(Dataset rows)
══════

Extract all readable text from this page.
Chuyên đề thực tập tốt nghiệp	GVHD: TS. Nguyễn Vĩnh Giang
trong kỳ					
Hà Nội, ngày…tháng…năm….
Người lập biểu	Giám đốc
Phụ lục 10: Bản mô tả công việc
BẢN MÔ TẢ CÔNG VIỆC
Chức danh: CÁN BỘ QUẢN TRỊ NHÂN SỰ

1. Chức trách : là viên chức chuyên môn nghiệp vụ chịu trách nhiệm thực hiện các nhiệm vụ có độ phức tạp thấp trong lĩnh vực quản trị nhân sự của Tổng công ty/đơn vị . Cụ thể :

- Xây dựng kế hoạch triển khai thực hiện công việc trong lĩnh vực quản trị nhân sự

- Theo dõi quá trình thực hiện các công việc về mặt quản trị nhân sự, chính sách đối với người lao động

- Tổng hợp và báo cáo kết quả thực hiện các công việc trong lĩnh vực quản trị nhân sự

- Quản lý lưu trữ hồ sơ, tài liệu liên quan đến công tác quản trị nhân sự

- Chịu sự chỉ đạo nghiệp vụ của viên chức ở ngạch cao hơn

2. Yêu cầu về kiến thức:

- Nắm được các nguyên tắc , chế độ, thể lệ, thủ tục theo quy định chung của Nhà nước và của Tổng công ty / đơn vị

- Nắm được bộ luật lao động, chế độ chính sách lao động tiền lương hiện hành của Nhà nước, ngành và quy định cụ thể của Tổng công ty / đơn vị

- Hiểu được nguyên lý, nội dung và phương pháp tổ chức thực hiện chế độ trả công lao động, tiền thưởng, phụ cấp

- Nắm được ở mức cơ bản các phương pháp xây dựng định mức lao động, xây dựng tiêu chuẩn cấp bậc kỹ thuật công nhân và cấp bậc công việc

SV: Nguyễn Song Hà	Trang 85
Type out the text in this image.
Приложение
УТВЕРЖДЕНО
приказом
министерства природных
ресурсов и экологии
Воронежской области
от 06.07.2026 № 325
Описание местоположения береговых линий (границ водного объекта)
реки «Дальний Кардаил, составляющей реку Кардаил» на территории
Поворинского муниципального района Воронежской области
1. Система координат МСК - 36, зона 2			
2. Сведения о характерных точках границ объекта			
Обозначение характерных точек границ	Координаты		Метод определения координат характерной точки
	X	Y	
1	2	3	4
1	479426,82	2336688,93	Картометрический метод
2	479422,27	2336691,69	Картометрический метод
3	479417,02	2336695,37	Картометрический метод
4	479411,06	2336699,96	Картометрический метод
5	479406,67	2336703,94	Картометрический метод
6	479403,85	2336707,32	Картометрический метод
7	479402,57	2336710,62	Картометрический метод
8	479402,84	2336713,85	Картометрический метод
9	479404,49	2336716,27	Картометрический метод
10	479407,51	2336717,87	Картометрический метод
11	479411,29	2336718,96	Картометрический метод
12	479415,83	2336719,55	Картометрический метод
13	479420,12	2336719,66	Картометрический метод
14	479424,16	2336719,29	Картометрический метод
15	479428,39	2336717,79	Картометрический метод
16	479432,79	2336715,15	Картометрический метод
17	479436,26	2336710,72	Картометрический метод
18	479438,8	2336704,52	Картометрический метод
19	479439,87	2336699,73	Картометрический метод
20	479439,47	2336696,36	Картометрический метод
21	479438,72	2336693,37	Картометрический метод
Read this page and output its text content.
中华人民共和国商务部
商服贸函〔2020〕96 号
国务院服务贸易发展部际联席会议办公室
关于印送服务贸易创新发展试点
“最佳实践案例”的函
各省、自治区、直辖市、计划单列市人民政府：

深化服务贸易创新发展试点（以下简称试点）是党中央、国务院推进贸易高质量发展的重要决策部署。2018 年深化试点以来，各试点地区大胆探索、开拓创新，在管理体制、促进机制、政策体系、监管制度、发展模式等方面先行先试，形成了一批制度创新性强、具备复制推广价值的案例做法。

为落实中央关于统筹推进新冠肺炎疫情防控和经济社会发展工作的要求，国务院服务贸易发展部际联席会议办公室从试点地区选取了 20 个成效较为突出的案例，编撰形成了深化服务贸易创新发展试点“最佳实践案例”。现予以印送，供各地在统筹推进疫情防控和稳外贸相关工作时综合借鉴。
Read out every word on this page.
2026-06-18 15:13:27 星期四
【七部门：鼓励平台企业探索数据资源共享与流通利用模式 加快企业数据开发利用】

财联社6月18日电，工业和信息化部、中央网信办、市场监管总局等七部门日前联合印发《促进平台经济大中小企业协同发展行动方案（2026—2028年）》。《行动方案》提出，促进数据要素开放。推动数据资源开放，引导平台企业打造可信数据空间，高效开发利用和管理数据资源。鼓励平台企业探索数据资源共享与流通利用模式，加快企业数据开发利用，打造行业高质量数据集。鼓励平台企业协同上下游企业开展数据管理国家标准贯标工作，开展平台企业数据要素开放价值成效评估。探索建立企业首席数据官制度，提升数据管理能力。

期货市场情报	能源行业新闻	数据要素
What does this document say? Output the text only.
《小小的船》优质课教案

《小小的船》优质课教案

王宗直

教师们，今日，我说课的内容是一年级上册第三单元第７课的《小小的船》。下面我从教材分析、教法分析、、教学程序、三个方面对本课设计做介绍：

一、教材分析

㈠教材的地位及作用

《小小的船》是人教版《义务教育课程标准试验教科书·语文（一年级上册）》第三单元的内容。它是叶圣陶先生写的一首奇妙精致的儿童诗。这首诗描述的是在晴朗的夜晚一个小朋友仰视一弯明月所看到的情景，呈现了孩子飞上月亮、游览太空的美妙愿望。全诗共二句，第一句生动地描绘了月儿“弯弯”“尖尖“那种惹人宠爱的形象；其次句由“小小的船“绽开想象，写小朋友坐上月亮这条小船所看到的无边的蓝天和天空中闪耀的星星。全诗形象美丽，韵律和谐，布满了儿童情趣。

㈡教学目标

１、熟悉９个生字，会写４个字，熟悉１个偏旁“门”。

══════

TASK REQUIREMENTS — Your task is to repeat every entry exactly.

OUTPUT FOR THIS EXERCISE —
Extract all readable text from this page.
Chuyên đề thực tập tốt nghiệp	GVHD: TS. Nguyễn Vĩnh Giang
trong kỳ					
Hà Nội, ngày…tháng…năm….
Người lập biểu	Giám đốc
Phụ lục 10: Bản mô tả công việc
BẢN MÔ TẢ CÔNG VIỆC
Chức danh: CÁN BỘ QUẢN TRỊ NHÂN SỰ

1. Chức trách : là viên chức chuyên môn nghiệp vụ chịu trách nhiệm thực hiện các nhiệm vụ có độ phức tạp thấp trong lĩnh vực quản trị nhân sự của Tổng công ty/đơn vị . Cụ thể :

- Xây dựng kế hoạch triển khai thực hiện công việc trong lĩnh vực quản trị nhân sự

- Theo dõi quá trình thực hiện các công việc về mặt quản trị nhân sự, chính sách đối với người lao động

- Tổng hợp và báo cáo kết quả thực hiện các công việc trong lĩnh vực quản trị nhân sự

- Quản lý lưu trữ hồ sơ, tài liệu liên quan đến công tác quản trị nhân sự

- Chịu sự chỉ đạo nghiệp vụ của viên chức ở ngạch cao hơn

2. Yêu cầu về kiến thức:

- Nắm được các nguyên tắc , chế độ, thể lệ, thủ tục theo quy định chung của Nhà nước và của Tổng công ty / đơn vị

- Nắm được bộ luật lao động, chế độ chính sách lao động tiền lương hiện hành của Nhà nước, ngành và quy định cụ thể của Tổng công ty / đơn vị

- Hiểu được nguyên lý, nội dung và phương pháp tổ chức thực hiện chế độ trả công lao động, tiền thưởng, phụ cấp

- Nắm được ở mức cơ bản các phương pháp xây dựng định mức lao động, xây dựng tiêu chuẩn cấp bậc kỹ thuật công nhân và cấp bậc công việc

SV: Nguyễn Song Hà	Trang 85
Type out the text in this image.
Приложение
УТВЕРЖДЕНО
приказом
министерства природных
ресурсов и экологии
Воронежской области
от 06.07.2026 № 325
Описание местоположения береговых линий (границ водного объекта)
реки «Дальний Кардаил, составляющей реку Кардаил» на территории
Поворинского муниципального района Воронежской области
1. Система координат МСК - 36, зона 2			
2. Сведения о характерных точках границ объекта			
Обозначение характерных точек границ	Координаты		Метод определения координат характерной точки
	X	Y	
1	2	3	4
1	479426,82	2336688,93	Картометрический метод
2	479422,27	2336691,69	Картометрический метод
3	479417,02	2336695,37	Картометрический метод
4	479411,06	2336699,96	Картометрический метод
5	479406,67	2336703,94	Картометрический метод
6	479403,85	2336707,32	Картометрический метод
7	479402,57	2336710,62	Картометрический метод
8	479402,84	2336713,85	Картометрический метод
9	479404,49	2336716,27	Картометрический метод
10	479407,51	2336717,87	Картометрический метод
11	479411,29	2336718,96	Картометрический метод
12	479415,83	2336719,55	Картометрический метод
13	479420,12	2336719,66	Картометрический метод
14	479424,16	2336719,29	Картометрический метод
15	479428,39	2336717,79	Картометрический метод
16	479432,79	2336715,15	Картометрический метод
17	479436,26	2336710,72	Картометрический метод
18	479438,8	2336704,52	Картометрический метод
19	479439,87	2336699,73	Картометрический метод
20	479439,47	2336696,36	Картометрический метод
21	479438,72	2336693,37	Картометрический метод
Read this page and output its text content.
中华人民共和国商务部
商服贸函〔2020〕96 号
国务院服务贸易发展部际联席会议办公室
关于印送服务贸易创新发展试点
“最佳实践案例”的函
各省、自治区、直辖市、计划单列市人民政府：

深化服务贸易创新发展试点（以下简称试点）是党中央、国务院推进贸易高质量发展的重要决策部署。2018 年深化试点以来，各试点地区大胆探索、开拓创新，在管理体制、促进机制、政策体系、监管制度、发展模式等方面先行先试，形成了一批制度创新性强、具备复制推广价值的案例做法。

为落实中央关于统筹推进新冠肺炎疫情防控和经济社会发展工作的要求，国务院服务贸易发展部际联席会议办公室从试点地区选取了 20 个成效较为突出的案例，编撰形成了深化服务贸易创新发展试点“最佳实践案例”。现予以印送，供各地在统筹推进疫情防控和稳外贸相关工作时综合借鉴。
Read out every word on this page.
2026-06-18 15:13:27 星期四
【七部门：鼓励平台企业探索数据资源共享与流通利用模式 加快企业数据开发利用】

财联社6月18日电，工业和信息化部、中央网信办、市场监管总局等七部门日前联合印发《促进平台经济大中小企业协同发展行动方案（2026—2028年）》。《行动方案》提出，促进数据要素开放。推动数据资源开放，引导平台企业打造可信数据空间，高效开发利用和管理数据资源。鼓励平台企业探索数据资源共享与流通利用模式，加快企业数据开发利用，打造行业高质量数据集。鼓励平台企业协同上下游企业开展数据管理国家标准贯标工作，开展平台企业数据要素开放价值成效评估。探索建立企业首席数据官制度，提升数据管理能力。

期货市场情报	能源行业新闻	数据要素
What does this document say? Output the text only.
《小小的船》优质课教案

《小小的船》优质课教案

王宗直

教师们，今日，我说课的内容是一年级上册第三单元第７课的《小小的船》。下面我从教材分析、教法分析、、教学程序、三个方面对本课设计做介绍：

一、教材分析

㈠教材的地位及作用

《小小的船》是人教版《义务教育课程标准试验教科书·语文（一年级上册）》第三单元的内容。它是叶圣陶先生写的一首奇妙精致的儿童诗。这首诗描述的是在晴朗的夜晚一个小朋友仰视一弯明月所看到的情景，呈现了孩子飞上月亮、游览太空的美妙愿望。全诗共二句，第一句生动地描绘了月儿“弯弯”“尖尖“那种惹人宠爱的形象；其次句由“小小的船“绽开想象，写小朋友坐上月亮这条小船所看到的无边的蓝天和天空中闪耀的星星。全诗形象美丽，韵律和谐，布满了儿童情趣。

㈡教学目标

１、熟悉９个生字，会写４个字，熟悉１个偏旁“门”。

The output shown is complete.